Data records:
•••

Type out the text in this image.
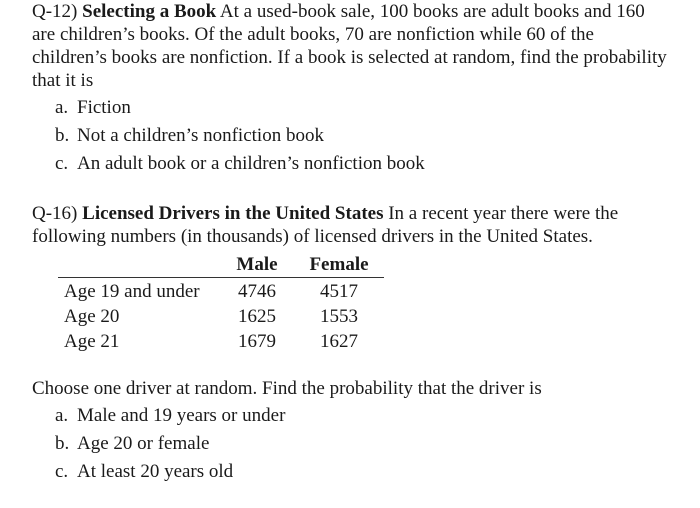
Q-12) Selecting a Book At a used-book sale, 100 books are adult books and 160 are children’s books. Of the adult books, 70 are nonfiction while 60 of the children’s books are nonfiction. If a book is selected at random, find the probability that it is

a. Fiction
b. Not a children’s nonfiction book
c. An adult book or a children’s nonfiction book

Q-16) Licensed Drivers in the United States In a recent year there were the following numbers (in thousands) of licensed drivers in the United States.

	Male	Female
Age 19 and under	4746	4517
Age 20	1625	1553
Age 21	1679	1627

Choose one driver at random. Find the probability that the driver is

a. Male and 19 years or under
b. Age 20 or female
c. At least 20 years old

•••

> [Problem statement]: Print all of the records shown above exactly, leaving out each picture.

> [Result of the exercise]:
Type out the text in this image.
Q-12) Selecting a Book At a used-book sale, 100 books are adult books and 160 are children’s books. Of the adult books, 70 are nonfiction while 60 of the children’s books are nonfiction. If a book is selected at random, find the probability that it is

a. Fiction
b. Not a children’s nonfiction book
c. An adult book or a children’s nonfiction book

Q-16) Licensed Drivers in the United States In a recent year there were the following numbers (in thousands) of licensed drivers in the United States.

	Male	Female
Age 19 and under	4746	4517
Age 20	1625	1553
Age 21	1679	1627

Choose one driver at random. Find the probability that the driver is

a. Male and 19 years or under
b. Age 20 or female
c. At least 20 years old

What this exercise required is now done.